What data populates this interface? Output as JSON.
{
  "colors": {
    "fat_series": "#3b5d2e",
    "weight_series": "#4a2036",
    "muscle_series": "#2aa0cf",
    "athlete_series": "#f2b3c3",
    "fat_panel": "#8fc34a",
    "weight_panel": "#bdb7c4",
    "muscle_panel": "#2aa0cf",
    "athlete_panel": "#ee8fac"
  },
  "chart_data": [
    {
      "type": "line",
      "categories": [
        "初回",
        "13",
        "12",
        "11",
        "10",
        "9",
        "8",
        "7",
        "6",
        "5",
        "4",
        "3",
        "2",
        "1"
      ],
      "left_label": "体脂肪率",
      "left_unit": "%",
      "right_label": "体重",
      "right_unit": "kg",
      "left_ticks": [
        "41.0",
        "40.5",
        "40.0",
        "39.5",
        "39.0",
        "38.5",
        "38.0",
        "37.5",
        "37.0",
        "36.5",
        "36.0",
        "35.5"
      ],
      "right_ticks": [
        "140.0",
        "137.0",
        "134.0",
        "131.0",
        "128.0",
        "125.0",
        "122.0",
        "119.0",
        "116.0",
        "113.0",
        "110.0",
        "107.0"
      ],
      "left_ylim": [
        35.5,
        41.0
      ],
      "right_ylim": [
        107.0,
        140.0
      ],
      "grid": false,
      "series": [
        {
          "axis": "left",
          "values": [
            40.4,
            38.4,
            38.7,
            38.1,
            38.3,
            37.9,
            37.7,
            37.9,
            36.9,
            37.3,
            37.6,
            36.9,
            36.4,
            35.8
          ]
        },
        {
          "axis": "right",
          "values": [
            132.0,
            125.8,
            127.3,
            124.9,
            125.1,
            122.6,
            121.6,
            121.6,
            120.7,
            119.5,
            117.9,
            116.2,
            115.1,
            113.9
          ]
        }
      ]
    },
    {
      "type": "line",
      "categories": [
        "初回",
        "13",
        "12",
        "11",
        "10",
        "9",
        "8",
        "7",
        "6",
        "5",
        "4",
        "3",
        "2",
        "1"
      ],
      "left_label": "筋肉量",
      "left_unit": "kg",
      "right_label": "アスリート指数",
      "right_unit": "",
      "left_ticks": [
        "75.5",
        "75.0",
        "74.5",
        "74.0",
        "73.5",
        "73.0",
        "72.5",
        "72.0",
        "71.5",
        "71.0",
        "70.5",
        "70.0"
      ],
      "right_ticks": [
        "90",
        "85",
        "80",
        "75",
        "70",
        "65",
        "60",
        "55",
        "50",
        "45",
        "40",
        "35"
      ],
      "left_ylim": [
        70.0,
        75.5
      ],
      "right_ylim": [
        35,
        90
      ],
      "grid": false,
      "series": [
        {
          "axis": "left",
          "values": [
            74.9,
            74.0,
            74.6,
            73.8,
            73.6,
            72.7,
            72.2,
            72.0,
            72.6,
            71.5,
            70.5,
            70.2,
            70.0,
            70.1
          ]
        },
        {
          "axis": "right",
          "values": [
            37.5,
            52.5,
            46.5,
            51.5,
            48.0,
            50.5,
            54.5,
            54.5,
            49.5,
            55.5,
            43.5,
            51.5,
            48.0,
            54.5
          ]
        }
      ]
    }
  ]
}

* * *

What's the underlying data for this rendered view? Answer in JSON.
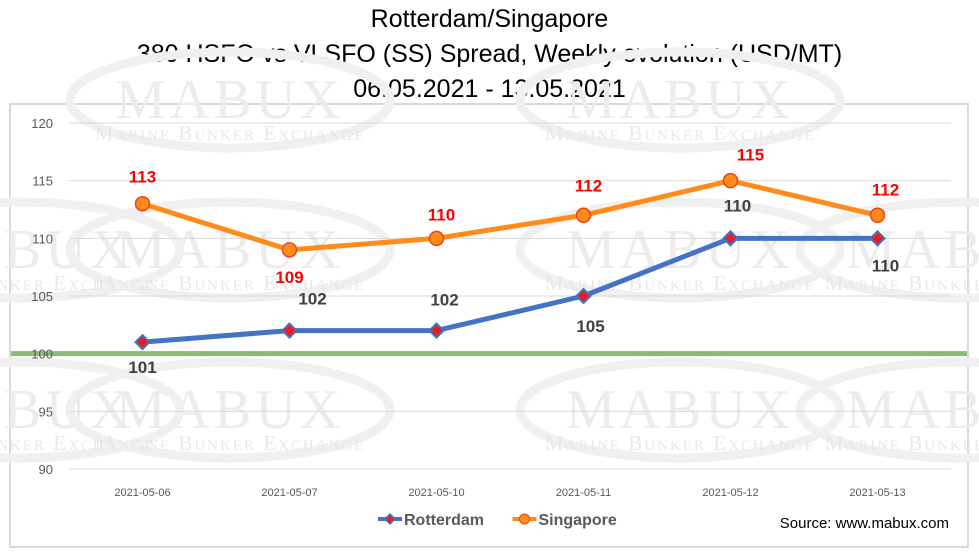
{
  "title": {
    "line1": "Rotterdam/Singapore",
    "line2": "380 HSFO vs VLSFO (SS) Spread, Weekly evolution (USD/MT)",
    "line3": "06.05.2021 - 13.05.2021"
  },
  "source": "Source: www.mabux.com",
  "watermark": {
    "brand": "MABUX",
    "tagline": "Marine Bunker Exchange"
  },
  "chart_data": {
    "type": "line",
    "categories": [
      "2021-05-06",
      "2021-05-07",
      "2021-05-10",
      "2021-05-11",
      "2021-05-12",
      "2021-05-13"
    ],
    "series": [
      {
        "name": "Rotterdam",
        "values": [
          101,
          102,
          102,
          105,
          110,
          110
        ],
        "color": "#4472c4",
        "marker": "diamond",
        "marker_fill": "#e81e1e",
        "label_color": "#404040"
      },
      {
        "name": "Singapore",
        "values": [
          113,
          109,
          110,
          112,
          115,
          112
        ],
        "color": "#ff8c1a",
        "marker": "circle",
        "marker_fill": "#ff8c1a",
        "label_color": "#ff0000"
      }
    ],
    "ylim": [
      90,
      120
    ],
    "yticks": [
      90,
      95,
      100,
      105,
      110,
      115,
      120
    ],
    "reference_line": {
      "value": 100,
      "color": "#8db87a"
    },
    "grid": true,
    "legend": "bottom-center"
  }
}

AIM OF THE EXERCISE =
Find the word "this" in the material, then list each line that holds it.

THE COMPLETED TASK =
What data populates this interface? Output as JSON.
What's the underlying data for this rendered view? Answer in JSON.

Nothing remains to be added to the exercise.